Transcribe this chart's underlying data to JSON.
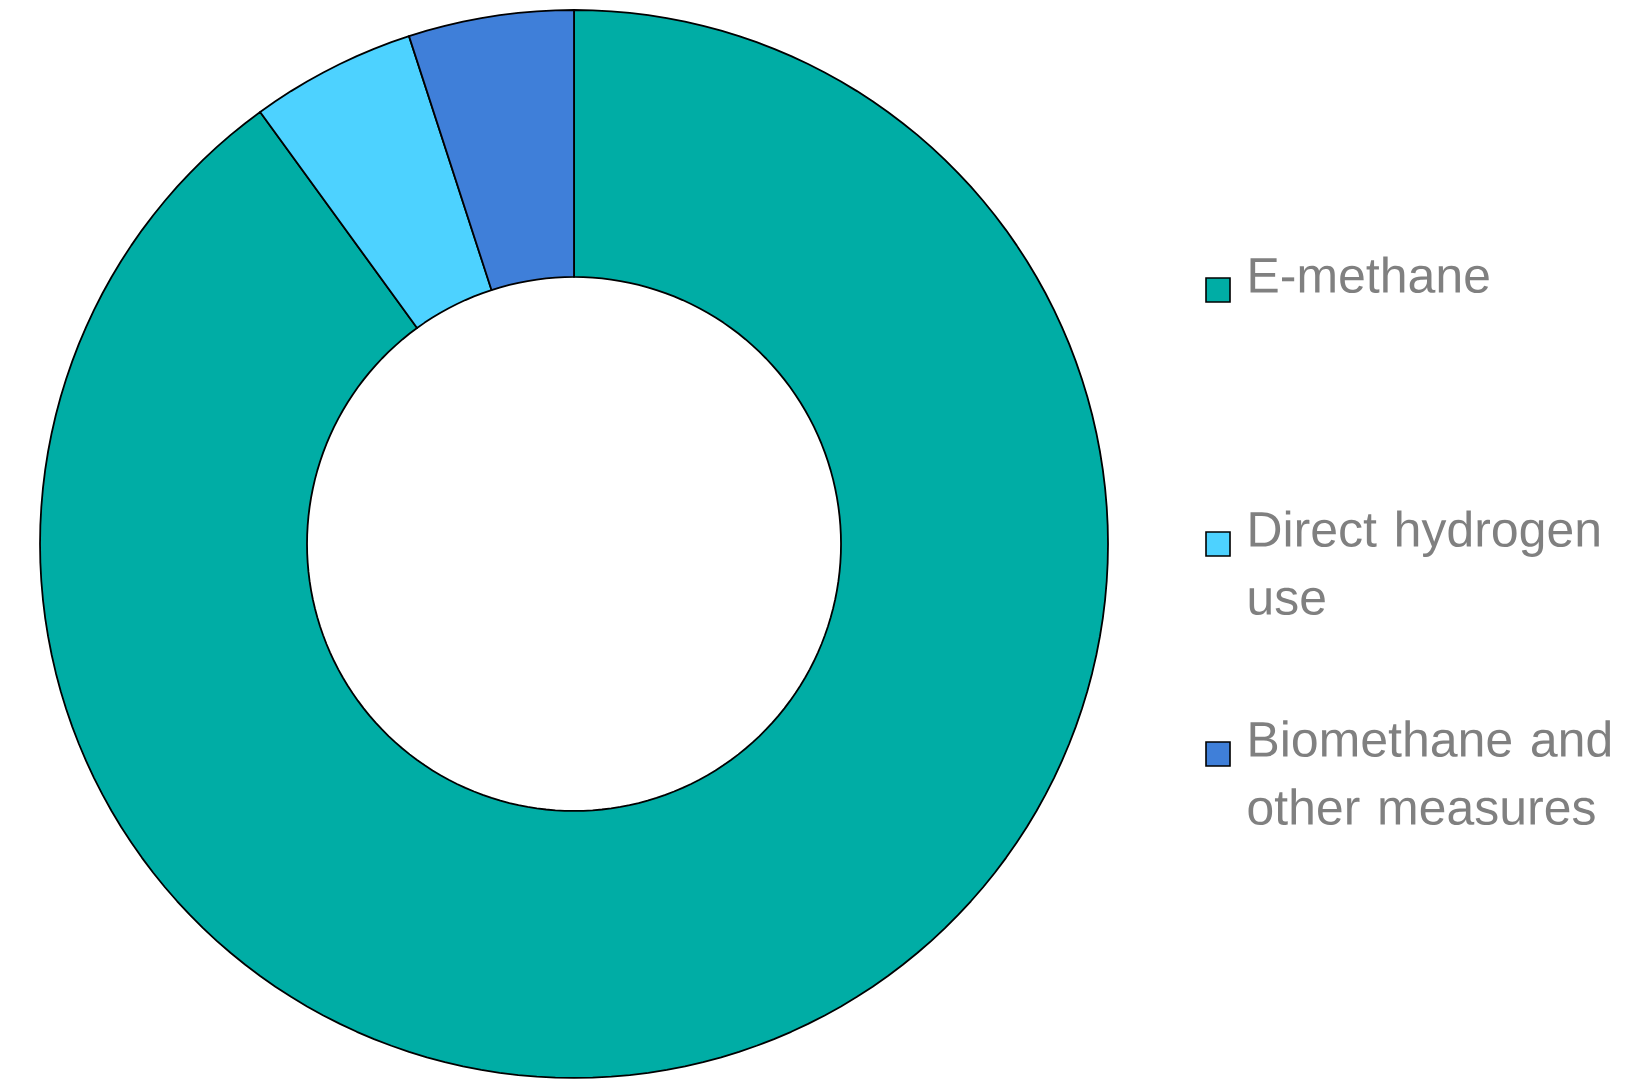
{
  "chart_data": {
    "type": "donut",
    "categories": [
      "E-methane",
      "Direct hydrogen use",
      "Biomethane and other measures"
    ],
    "values": [
      90,
      5,
      5
    ],
    "colors": [
      "#00ada5",
      "#4dd2ff",
      "#3f7fd9"
    ],
    "legend": "right"
  }
}
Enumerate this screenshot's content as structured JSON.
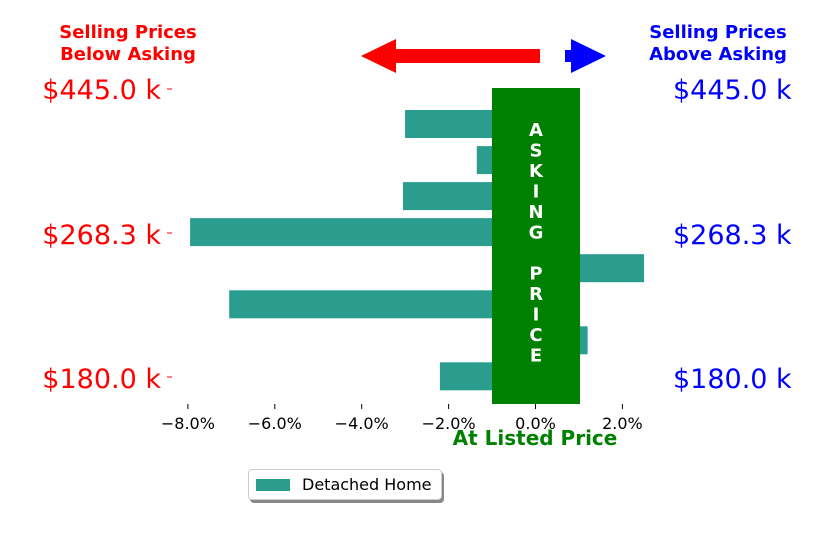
{
  "headers": {
    "left": [
      "Selling Prices",
      "Below Asking"
    ],
    "right": [
      "Selling Prices",
      "Above Asking"
    ]
  },
  "price_labels": [
    "$445.0 k",
    "$268.3 k",
    "$180.0 k"
  ],
  "colors": {
    "below": "#ff0000",
    "above": "#0000ff",
    "asking": "#008000",
    "bar": "#2a9d8f"
  },
  "asking_band_text": [
    "A",
    "S",
    "K",
    "I",
    "N",
    "G",
    "",
    "P",
    "R",
    "I",
    "C",
    "E"
  ],
  "chart_data": {
    "type": "bar",
    "orientation": "horizontal",
    "title": "",
    "xlabel": "At Listed Price",
    "ylabel": "",
    "xlim": [
      -8.0,
      2.4
    ],
    "x_ticks": [
      "−8.0%",
      "−6.0%",
      "−4.0%",
      "−2.0%",
      "0.0%",
      "2.0%"
    ],
    "x_tick_values": [
      -8,
      -6,
      -4,
      -2,
      0,
      2
    ],
    "grid": false,
    "legend": "bottom-left",
    "series": [
      {
        "name": "Detached Home",
        "values": [
          -3.0,
          -1.35,
          -3.05,
          -7.95,
          2.5,
          -7.05,
          1.2,
          -2.2
        ]
      }
    ]
  }
}
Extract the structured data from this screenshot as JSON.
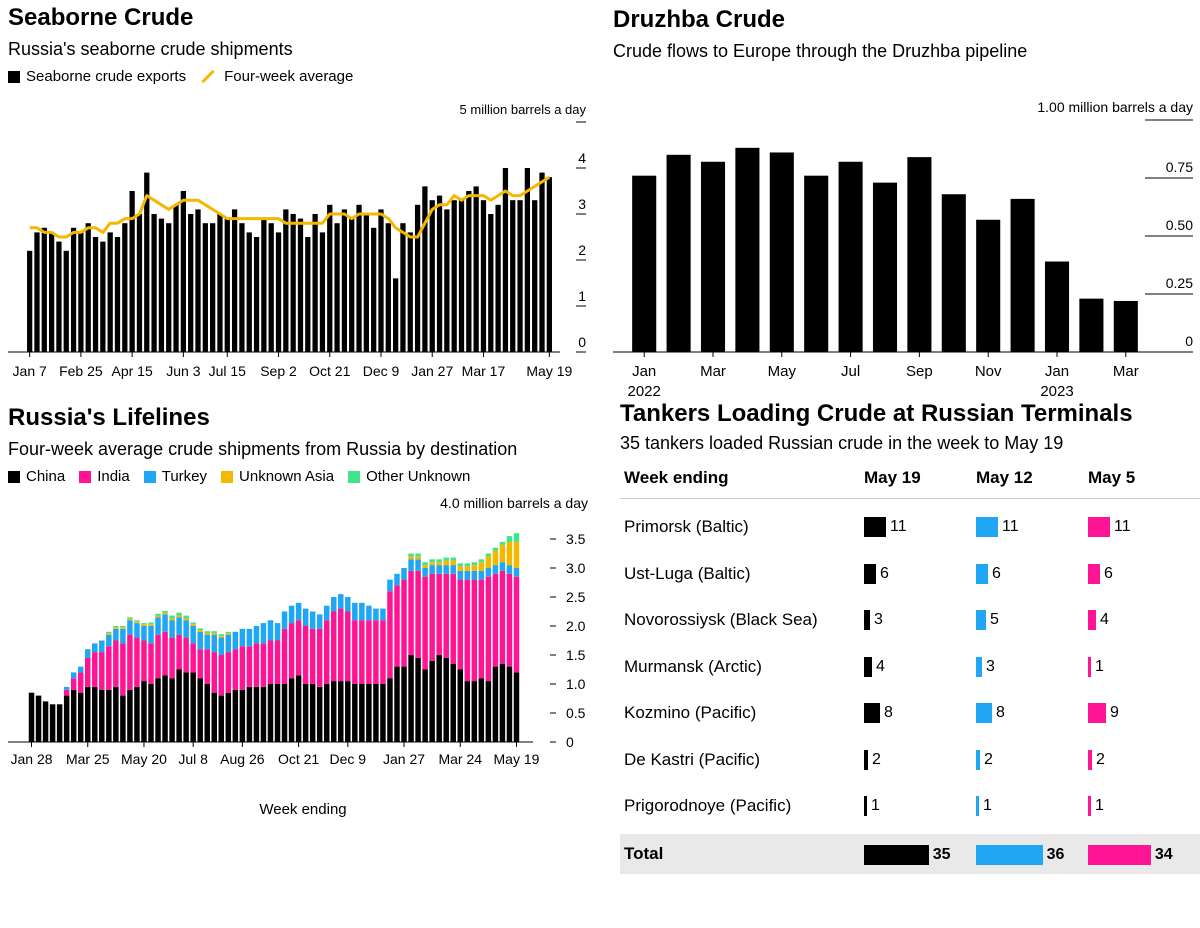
{
  "panels": {
    "seaborne": {
      "title": "Seaborne Crude",
      "subtitle": "Russia's seaborne crude shipments",
      "legend": [
        {
          "label": "Seaborne crude exports",
          "color": "#000000",
          "kind": "bar"
        },
        {
          "label": "Four-week average",
          "color": "#f5b800",
          "kind": "line"
        }
      ]
    },
    "druzhba": {
      "title": "Druzhba Crude",
      "subtitle": "Crude flows to Europe through the Druzhba pipeline"
    },
    "lifelines": {
      "title": "Russia's Lifelines",
      "subtitle": "Four-week average crude shipments from Russia by destination",
      "legend": [
        {
          "label": "China",
          "color": "#000000"
        },
        {
          "label": "India",
          "color": "#ff1493"
        },
        {
          "label": "Turkey",
          "color": "#1fa7f5"
        },
        {
          "label": "Unknown Asia",
          "color": "#f5b800"
        },
        {
          "label": "Other Unknown",
          "color": "#3ee58c"
        }
      ]
    },
    "tankers": {
      "title": "Tankers Loading Crude at Russian Terminals",
      "subtitle": "35 tankers loaded Russian crude in the week to May 19"
    }
  },
  "chart_data": [
    {
      "type": "bar",
      "id": "seaborne",
      "title": "Seaborne Crude",
      "subtitle": "Russia's seaborne crude shipments",
      "unit_label": "5 million barrels a day",
      "yticks": [
        "5 million barrels a day",
        "4",
        "3",
        "2",
        "1",
        "0"
      ],
      "ylim": [
        0,
        5
      ],
      "xtick_labels": [
        "Jan 7",
        "Feb 25",
        "Apr 15",
        "Jun 3",
        "Jul 15",
        "Sep 2",
        "Oct 21",
        "Dec 9",
        "Jan 27",
        "Mar 17",
        "May 19"
      ],
      "xtick_index": [
        0,
        7,
        14,
        21,
        27,
        34,
        41,
        48,
        55,
        62,
        71
      ],
      "series": [
        {
          "name": "Seaborne crude exports",
          "color": "#000000",
          "values": [
            2.2,
            2.6,
            2.7,
            2.6,
            2.4,
            2.2,
            2.7,
            2.6,
            2.8,
            2.5,
            2.4,
            2.6,
            2.5,
            2.8,
            3.5,
            3.0,
            3.9,
            3.0,
            2.9,
            2.8,
            3.2,
            3.5,
            3.0,
            3.1,
            2.8,
            2.8,
            3.0,
            2.9,
            3.1,
            2.8,
            2.6,
            2.5,
            2.9,
            2.8,
            2.6,
            3.1,
            3.0,
            2.9,
            2.5,
            3.0,
            2.6,
            3.2,
            2.8,
            3.1,
            2.9,
            3.2,
            3.0,
            2.7,
            3.1,
            2.8,
            1.6,
            2.8,
            2.6,
            3.2,
            3.6,
            3.3,
            3.4,
            3.1,
            3.3,
            3.3,
            3.5,
            3.6,
            3.3,
            3.0,
            3.2,
            4.0,
            3.3,
            3.3,
            4.0,
            3.3,
            3.9,
            3.8
          ]
        },
        {
          "name": "Four-week average",
          "color": "#f5b800",
          "kind": "line",
          "values": [
            2.7,
            2.7,
            2.6,
            2.6,
            2.5,
            2.5,
            2.6,
            2.6,
            2.7,
            2.7,
            2.6,
            2.8,
            2.8,
            2.9,
            2.9,
            3.0,
            3.4,
            3.3,
            3.2,
            3.1,
            3.2,
            3.3,
            3.3,
            3.3,
            3.2,
            3.1,
            3.0,
            2.9,
            2.9,
            2.9,
            2.9,
            2.9,
            2.9,
            2.9,
            2.9,
            2.8,
            2.8,
            2.8,
            2.8,
            2.8,
            2.8,
            3.0,
            3.0,
            3.0,
            2.9,
            3.0,
            3.0,
            3.0,
            3.0,
            2.9,
            2.7,
            2.6,
            2.5,
            2.5,
            2.8,
            3.1,
            3.2,
            3.2,
            3.4,
            3.3,
            3.4,
            3.4,
            3.4,
            3.3,
            3.4,
            3.5,
            3.4,
            3.4,
            3.5,
            3.6,
            3.7,
            3.8
          ]
        }
      ]
    },
    {
      "type": "bar",
      "id": "druzhba",
      "title": "Druzhba Crude",
      "subtitle": "Crude flows to Europe through the Druzhba pipeline",
      "unit_label": "1.00 million barrels a day",
      "yticks": [
        "1.00 million barrels a day",
        "0.75",
        "0.50",
        "0.25",
        "0"
      ],
      "ylim": [
        0,
        1.0
      ],
      "categories": [
        "Jan 2022",
        "Feb 2022",
        "Mar 2022",
        "Apr 2022",
        "May 2022",
        "Jun 2022",
        "Jul 2022",
        "Aug 2022",
        "Sep 2022",
        "Oct 2022",
        "Nov 2022",
        "Dec 2022",
        "Jan 2023",
        "Feb 2023",
        "Mar 2023"
      ],
      "xtick_labels": [
        {
          "index": 0,
          "label": "Jan",
          "sub": "2022"
        },
        {
          "index": 2,
          "label": "Mar",
          "sub": ""
        },
        {
          "index": 4,
          "label": "May",
          "sub": ""
        },
        {
          "index": 6,
          "label": "Jul",
          "sub": ""
        },
        {
          "index": 8,
          "label": "Sep",
          "sub": ""
        },
        {
          "index": 10,
          "label": "Nov",
          "sub": ""
        },
        {
          "index": 12,
          "label": "Jan",
          "sub": "2023"
        },
        {
          "index": 14,
          "label": "Mar",
          "sub": ""
        }
      ],
      "values": [
        0.76,
        0.85,
        0.82,
        0.88,
        0.86,
        0.76,
        0.82,
        0.73,
        0.84,
        0.68,
        0.57,
        0.66,
        0.39,
        0.23,
        0.22
      ]
    },
    {
      "type": "bar",
      "stacked": true,
      "id": "lifelines",
      "title": "Russia's Lifelines",
      "subtitle": "Four-week average crude shipments from Russia by destination",
      "unit_label": "4.0 million barrels a day",
      "xlabel": "Week ending",
      "yticks": [
        "4.0 million barrels a day",
        "3.5",
        "3.0",
        "2.5",
        "2.0",
        "1.5",
        "1.0",
        "0.5",
        "0"
      ],
      "ylim": [
        0,
        4.0
      ],
      "xtick_labels": [
        "Jan 28",
        "Mar 25",
        "May 20",
        "Jul 8",
        "Aug 26",
        "Oct 21",
        "Dec 9",
        "Jan 27",
        "Mar 24",
        "May 19"
      ],
      "xtick_index": [
        0,
        8,
        16,
        23,
        30,
        38,
        45,
        53,
        61,
        69
      ],
      "series": [
        {
          "name": "China",
          "color": "#000000",
          "values": [
            0.85,
            0.8,
            0.7,
            0.65,
            0.65,
            0.8,
            0.9,
            0.85,
            0.95,
            0.95,
            0.9,
            0.9,
            0.95,
            0.8,
            0.9,
            0.95,
            1.05,
            1.0,
            1.1,
            1.15,
            1.1,
            1.25,
            1.2,
            1.2,
            1.1,
            1.0,
            0.85,
            0.8,
            0.85,
            0.9,
            0.9,
            0.95,
            0.95,
            0.95,
            1.0,
            1.0,
            1.0,
            1.1,
            1.15,
            1.0,
            1.0,
            0.95,
            1.0,
            1.05,
            1.05,
            1.05,
            1.0,
            1.0,
            1.0,
            1.0,
            1.0,
            1.1,
            1.3,
            1.3,
            1.5,
            1.45,
            1.25,
            1.4,
            1.5,
            1.45,
            1.35,
            1.25,
            1.05,
            1.05,
            1.1,
            1.05,
            1.3,
            1.35,
            1.3,
            1.2
          ]
        },
        {
          "name": "India",
          "color": "#ff1493",
          "values": [
            0,
            0,
            0,
            0,
            0,
            0.1,
            0.2,
            0.35,
            0.5,
            0.6,
            0.65,
            0.75,
            0.8,
            0.9,
            0.95,
            0.85,
            0.7,
            0.7,
            0.75,
            0.75,
            0.7,
            0.6,
            0.6,
            0.5,
            0.5,
            0.6,
            0.7,
            0.7,
            0.7,
            0.7,
            0.75,
            0.7,
            0.75,
            0.75,
            0.75,
            0.75,
            0.95,
            0.95,
            0.95,
            1.0,
            0.95,
            1.0,
            1.1,
            1.2,
            1.25,
            1.2,
            1.1,
            1.1,
            1.1,
            1.1,
            1.1,
            1.5,
            1.4,
            1.5,
            1.45,
            1.5,
            1.6,
            1.5,
            1.4,
            1.45,
            1.55,
            1.55,
            1.75,
            1.75,
            1.7,
            1.8,
            1.6,
            1.6,
            1.6,
            1.65
          ]
        },
        {
          "name": "Turkey",
          "color": "#1fa7f5",
          "values": [
            0,
            0,
            0,
            0,
            0,
            0.05,
            0.1,
            0.1,
            0.15,
            0.15,
            0.2,
            0.2,
            0.2,
            0.25,
            0.25,
            0.25,
            0.25,
            0.3,
            0.3,
            0.3,
            0.3,
            0.3,
            0.3,
            0.3,
            0.3,
            0.25,
            0.3,
            0.3,
            0.3,
            0.3,
            0.3,
            0.3,
            0.3,
            0.35,
            0.35,
            0.3,
            0.3,
            0.3,
            0.3,
            0.3,
            0.3,
            0.25,
            0.25,
            0.25,
            0.25,
            0.25,
            0.3,
            0.3,
            0.25,
            0.2,
            0.2,
            0.2,
            0.2,
            0.2,
            0.2,
            0.2,
            0.15,
            0.15,
            0.15,
            0.15,
            0.15,
            0.15,
            0.15,
            0.15,
            0.15,
            0.15,
            0.15,
            0.15,
            0.15,
            0.15
          ]
        },
        {
          "name": "Unknown Asia",
          "color": "#f5b800",
          "values": [
            0,
            0,
            0,
            0,
            0,
            0,
            0,
            0,
            0,
            0,
            0,
            0.03,
            0.03,
            0.03,
            0.03,
            0.03,
            0.03,
            0.03,
            0.03,
            0.03,
            0.03,
            0.03,
            0.03,
            0.03,
            0.03,
            0.03,
            0.03,
            0.03,
            0.03,
            0,
            0,
            0,
            0,
            0,
            0,
            0,
            0,
            0,
            0,
            0,
            0,
            0,
            0,
            0,
            0,
            0,
            0,
            0,
            0,
            0,
            0,
            0,
            0,
            0,
            0.05,
            0.05,
            0.05,
            0.05,
            0.05,
            0.08,
            0.08,
            0.08,
            0.08,
            0.1,
            0.15,
            0.2,
            0.25,
            0.3,
            0.4,
            0.45
          ]
        },
        {
          "name": "Other Unknown",
          "color": "#3ee58c",
          "values": [
            0,
            0,
            0,
            0,
            0,
            0,
            0,
            0,
            0,
            0,
            0,
            0.02,
            0.02,
            0.02,
            0.02,
            0.02,
            0.02,
            0.03,
            0.03,
            0.03,
            0.05,
            0.05,
            0.05,
            0.03,
            0.03,
            0.03,
            0.03,
            0.03,
            0.02,
            0,
            0,
            0,
            0,
            0,
            0,
            0,
            0,
            0,
            0,
            0,
            0,
            0,
            0,
            0,
            0,
            0,
            0,
            0,
            0,
            0,
            0,
            0,
            0,
            0,
            0.05,
            0.05,
            0.05,
            0.05,
            0.05,
            0.05,
            0.05,
            0.05,
            0.05,
            0.05,
            0.05,
            0.05,
            0.05,
            0.05,
            0.1,
            0.15
          ]
        }
      ]
    },
    {
      "type": "table",
      "id": "tankers",
      "title": "Tankers Loading Crude at Russian Terminals",
      "subtitle": "35 tankers loaded Russian crude in the week to May 19",
      "columns": [
        "Week ending",
        "May 19",
        "May 12",
        "May 5"
      ],
      "column_colors": [
        "#000000",
        "#1fa7f5",
        "#ff1493"
      ],
      "rows": [
        {
          "name": "Primorsk (Baltic)",
          "values": [
            11,
            11,
            11
          ]
        },
        {
          "name": "Ust-Luga (Baltic)",
          "values": [
            6,
            6,
            6
          ]
        },
        {
          "name": "Novorossiysk (Black Sea)",
          "values": [
            3,
            5,
            4
          ]
        },
        {
          "name": "Murmansk (Arctic)",
          "values": [
            4,
            3,
            1
          ]
        },
        {
          "name": "Kozmino (Pacific)",
          "values": [
            8,
            8,
            9
          ]
        },
        {
          "name": "De Kastri (Pacific)",
          "values": [
            2,
            2,
            2
          ]
        },
        {
          "name": "Prigorodnoye (Pacific)",
          "values": [
            1,
            1,
            1
          ]
        }
      ],
      "total": {
        "name": "Total",
        "values": [
          35,
          36,
          34
        ]
      }
    }
  ]
}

··········

Task goal: Find the lines that include the string "Four", then copy each of them.

Task result:
          "label": "Four-week average",
      "subtitle": "Four-week average crude shipments from Russia by destination",
          "name": "Four-week average",
      "subtitle": "Four-week average crude shipments from Russia by destination",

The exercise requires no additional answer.